Exercise: From the records below, give the number of lines that contain the string "Совершенствование", without any other text.

[Stored records]
========================================

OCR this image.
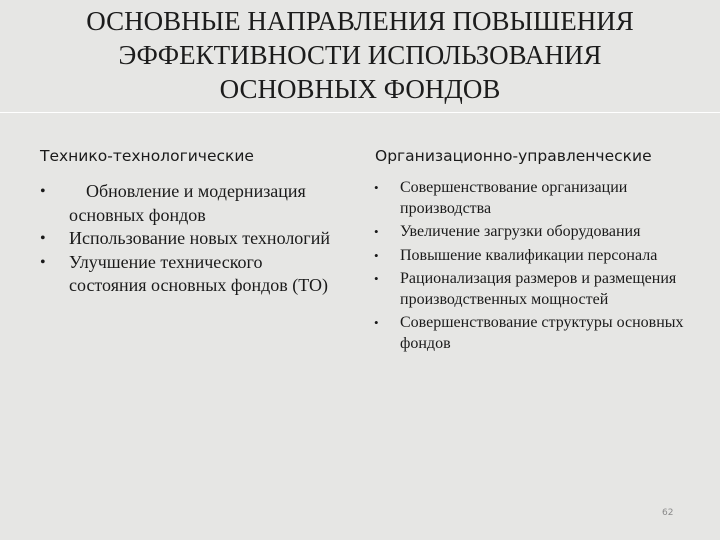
ОСНОВНЫЕ НАПРАВЛЕНИЯ ПОВЫШЕНИЯ
ЭФФЕКТИВНОСТИ ИСПОЛЬЗОВАНИЯ
ОСНОВНЫХ ФОНДОВ
Технико-технологические	Организационно-управленческие
• Обновление и модернизация основных фондов
• Использование новых технологий
• Улучшение технического состояния основных фондов (ТО)
• Совершенствование организации производства
• Увеличение загрузки оборудования
• Повышение квалификации персонала
• Рационализация размеров и размещения производственных мощностей
• Совершенствование структуры основных фондов
62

========================================

Result: 2